--- Begin SOURCE MATERIAL ---

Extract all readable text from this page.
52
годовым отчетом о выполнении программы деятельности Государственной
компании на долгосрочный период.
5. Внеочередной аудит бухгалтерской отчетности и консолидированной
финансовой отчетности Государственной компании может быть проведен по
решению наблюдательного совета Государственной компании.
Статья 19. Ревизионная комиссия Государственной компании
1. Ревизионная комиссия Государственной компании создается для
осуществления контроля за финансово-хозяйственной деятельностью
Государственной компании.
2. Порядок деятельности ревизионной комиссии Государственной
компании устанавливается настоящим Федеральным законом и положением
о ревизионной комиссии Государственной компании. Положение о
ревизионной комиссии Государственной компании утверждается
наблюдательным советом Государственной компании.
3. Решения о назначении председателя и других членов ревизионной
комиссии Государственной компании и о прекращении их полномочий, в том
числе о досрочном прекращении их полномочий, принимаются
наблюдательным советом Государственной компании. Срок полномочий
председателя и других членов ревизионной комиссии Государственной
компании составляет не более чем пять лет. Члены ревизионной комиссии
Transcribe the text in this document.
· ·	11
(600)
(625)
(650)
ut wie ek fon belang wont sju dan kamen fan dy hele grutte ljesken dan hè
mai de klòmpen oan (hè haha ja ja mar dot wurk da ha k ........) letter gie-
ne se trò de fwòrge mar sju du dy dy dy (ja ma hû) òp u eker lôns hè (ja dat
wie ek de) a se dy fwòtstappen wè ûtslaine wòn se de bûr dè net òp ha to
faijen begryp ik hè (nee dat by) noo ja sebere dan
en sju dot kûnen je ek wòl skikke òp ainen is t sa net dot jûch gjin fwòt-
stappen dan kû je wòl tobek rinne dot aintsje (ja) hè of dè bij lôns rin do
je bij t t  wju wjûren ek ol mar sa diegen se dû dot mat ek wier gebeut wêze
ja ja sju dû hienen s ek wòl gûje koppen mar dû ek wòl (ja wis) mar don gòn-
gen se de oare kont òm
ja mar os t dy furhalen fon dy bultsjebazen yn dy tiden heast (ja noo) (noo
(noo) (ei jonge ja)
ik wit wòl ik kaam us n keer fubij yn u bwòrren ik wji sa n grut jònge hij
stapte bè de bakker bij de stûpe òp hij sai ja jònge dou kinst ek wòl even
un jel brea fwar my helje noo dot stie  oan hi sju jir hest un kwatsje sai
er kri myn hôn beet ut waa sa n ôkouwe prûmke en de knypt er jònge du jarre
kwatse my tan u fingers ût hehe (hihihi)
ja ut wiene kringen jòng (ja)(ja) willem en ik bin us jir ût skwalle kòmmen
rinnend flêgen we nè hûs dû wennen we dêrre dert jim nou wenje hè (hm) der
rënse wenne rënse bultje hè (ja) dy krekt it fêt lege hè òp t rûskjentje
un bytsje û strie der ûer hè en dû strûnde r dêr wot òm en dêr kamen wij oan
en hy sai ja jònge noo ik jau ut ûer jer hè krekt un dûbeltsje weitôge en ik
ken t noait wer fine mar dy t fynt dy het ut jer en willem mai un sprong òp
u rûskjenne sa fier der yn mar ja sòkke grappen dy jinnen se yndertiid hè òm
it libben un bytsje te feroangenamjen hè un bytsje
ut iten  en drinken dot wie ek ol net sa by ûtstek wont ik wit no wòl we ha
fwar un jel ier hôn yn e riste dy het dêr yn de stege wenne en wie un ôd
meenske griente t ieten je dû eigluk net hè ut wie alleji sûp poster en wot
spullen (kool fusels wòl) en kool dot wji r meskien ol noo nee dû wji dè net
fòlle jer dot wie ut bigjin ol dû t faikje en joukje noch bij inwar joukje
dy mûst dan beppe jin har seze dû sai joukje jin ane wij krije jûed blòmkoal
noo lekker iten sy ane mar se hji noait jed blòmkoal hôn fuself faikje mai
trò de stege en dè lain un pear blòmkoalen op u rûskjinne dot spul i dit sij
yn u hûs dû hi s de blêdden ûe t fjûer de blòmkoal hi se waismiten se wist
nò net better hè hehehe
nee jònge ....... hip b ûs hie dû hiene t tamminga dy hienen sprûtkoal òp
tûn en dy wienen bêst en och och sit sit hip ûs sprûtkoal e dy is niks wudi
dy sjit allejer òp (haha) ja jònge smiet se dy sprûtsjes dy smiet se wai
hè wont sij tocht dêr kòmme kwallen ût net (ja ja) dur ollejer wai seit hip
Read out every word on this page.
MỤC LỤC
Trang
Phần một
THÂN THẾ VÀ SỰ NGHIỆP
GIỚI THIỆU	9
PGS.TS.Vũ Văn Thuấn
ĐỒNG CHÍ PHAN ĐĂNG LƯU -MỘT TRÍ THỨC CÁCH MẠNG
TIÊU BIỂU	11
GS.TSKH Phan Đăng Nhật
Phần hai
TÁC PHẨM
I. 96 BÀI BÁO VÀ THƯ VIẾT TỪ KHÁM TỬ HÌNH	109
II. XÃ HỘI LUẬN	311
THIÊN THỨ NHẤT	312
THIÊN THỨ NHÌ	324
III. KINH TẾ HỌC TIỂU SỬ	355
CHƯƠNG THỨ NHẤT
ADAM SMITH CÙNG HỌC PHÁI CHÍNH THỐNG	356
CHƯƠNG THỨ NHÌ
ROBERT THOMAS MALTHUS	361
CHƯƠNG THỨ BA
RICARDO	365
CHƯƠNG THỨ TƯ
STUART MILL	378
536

--- End SOURCE MATERIAL ---

### YOUR GOAL
Retype the listing. Match it exactly.

### ANSWER TO THE PROBLEM
Extract all readable text from this page.
52
годовым отчетом о выполнении программы деятельности Государственной
компании на долгосрочный период.
5. Внеочередной аудит бухгалтерской отчетности и консолидированной
финансовой отчетности Государственной компании может быть проведен по
решению наблюдательного совета Государственной компании.
Статья 19. Ревизионная комиссия Государственной компании
1. Ревизионная комиссия Государственной компании создается для
осуществления контроля за финансово-хозяйственной деятельностью
Государственной компании.
2. Порядок деятельности ревизионной комиссии Государственной
компании устанавливается настоящим Федеральным законом и положением
о ревизионной комиссии Государственной компании. Положение о
ревизионной комиссии Государственной компании утверждается
наблюдательным советом Государственной компании.
3. Решения о назначении председателя и других членов ревизионной
комиссии Государственной компании и о прекращении их полномочий, в том
числе о досрочном прекращении их полномочий, принимаются
наблюдательным советом Государственной компании. Срок полномочий
председателя и других членов ревизионной комиссии Государственной
компании составляет не более чем пять лет. Члены ревизионной комиссии
Transcribe the text in this document.
· ·	11
(600)
(625)
(650)
ut wie ek fon belang wont sju dan kamen fan dy hele grutte ljesken dan hè
mai de klòmpen oan (hè haha ja ja mar dot wurk da ha k ........) letter gie-
ne se trò de fwòrge mar sju du dy dy dy (ja ma hû) òp u eker lôns hè (ja dat
wie ek de) a se dy fwòtstappen wè ûtslaine wòn se de bûr dè net òp ha to
faijen begryp ik hè (nee dat by) noo ja sebere dan
en sju dot kûnen je ek wòl skikke òp ainen is t sa net dot jûch gjin fwòt-
stappen dan kû je wòl tobek rinne dot aintsje (ja) hè of dè bij lôns rin do
je bij t t  wju wjûren ek ol mar sa diegen se dû dot mat ek wier gebeut wêze
ja ja sju dû hienen s ek wòl gûje koppen mar dû ek wòl (ja wis) mar don gòn-
gen se de oare kont òm
ja mar os t dy furhalen fon dy bultsjebazen yn dy tiden heast (ja noo) (noo
(noo) (ei jonge ja)
ik wit wòl ik kaam us n keer fubij yn u bwòrren ik wji sa n grut jònge hij
stapte bè de bakker bij de stûpe òp hij sai ja jònge dou kinst ek wòl even
un jel brea fwar my helje noo dot stie  oan hi sju jir hest un kwatsje sai
er kri myn hôn beet ut waa sa n ôkouwe prûmke en de knypt er jònge du jarre
kwatse my tan u fingers ût hehe (hihihi)
ja ut wiene kringen jòng (ja)(ja) willem en ik bin us jir ût skwalle kòmmen
rinnend flêgen we nè hûs dû wennen we dêrre dert jim nou wenje hè (hm) der
rënse wenne rënse bultje hè (ja) dy krekt it fêt lege hè òp t rûskjentje
un bytsje û strie der ûer hè en dû strûnde r dêr wot òm en dêr kamen wij oan
en hy sai ja jònge noo ik jau ut ûer jer hè krekt un dûbeltsje weitôge en ik
ken t noait wer fine mar dy t fynt dy het ut jer en willem mai un sprong òp
u rûskjenne sa fier der yn mar ja sòkke grappen dy jinnen se yndertiid hè òm
it libben un bytsje te feroangenamjen hè un bytsje
ut iten  en drinken dot wie ek ol net sa by ûtstek wont ik wit no wòl we ha
fwar un jel ier hôn yn e riste dy het dêr yn de stege wenne en wie un ôd
meenske griente t ieten je dû eigluk net hè ut wie alleji sûp poster en wot
spullen (kool fusels wòl) en kool dot wji r meskien ol noo nee dû wji dè net
fòlle jer dot wie ut bigjin ol dû t faikje en joukje noch bij inwar joukje
dy mûst dan beppe jin har seze dû sai joukje jin ane wij krije jûed blòmkoal
noo lekker iten sy ane mar se hji noait jed blòmkoal hôn fuself faikje mai
trò de stege en dè lain un pear blòmkoalen op u rûskjinne dot spul i dit sij
yn u hûs dû hi s de blêdden ûe t fjûer de blòmkoal hi se waismiten se wist
nò net better hè hehehe
nee jònge ....... hip b ûs hie dû hiene t tamminga dy hienen sprûtkoal òp
tûn en dy wienen bêst en och och sit sit hip ûs sprûtkoal e dy is niks wudi
dy sjit allejer òp (haha) ja jònge smiet se dy sprûtsjes dy smiet se wai
hè wont sij tocht dêr kòmme kwallen ût net (ja ja) dur ollejer wai seit hip
Read out every word on this page.
MỤC LỤC
Trang
Phần một
THÂN THẾ VÀ SỰ NGHIỆP
GIỚI THIỆU	9
PGS.TS.Vũ Văn Thuấn
ĐỒNG CHÍ PHAN ĐĂNG LƯU -MỘT TRÍ THỨC CÁCH MẠNG
TIÊU BIỂU	11
GS.TSKH Phan Đăng Nhật
Phần hai
TÁC PHẨM
I. 96 BÀI BÁO VÀ THƯ VIẾT TỪ KHÁM TỬ HÌNH	109
II. XÃ HỘI LUẬN	311
THIÊN THỨ NHẤT	312
THIÊN THỨ NHÌ	324
III. KINH TẾ HỌC TIỂU SỬ	355
CHƯƠNG THỨ NHẤT
ADAM SMITH CÙNG HỌC PHÁI CHÍNH THỐNG	356
CHƯƠNG THỨ NHÌ
ROBERT THOMAS MALTHUS	361
CHƯƠNG THỨ BA
RICARDO	365
CHƯƠNG THỨ TƯ
STUART MILL	378
536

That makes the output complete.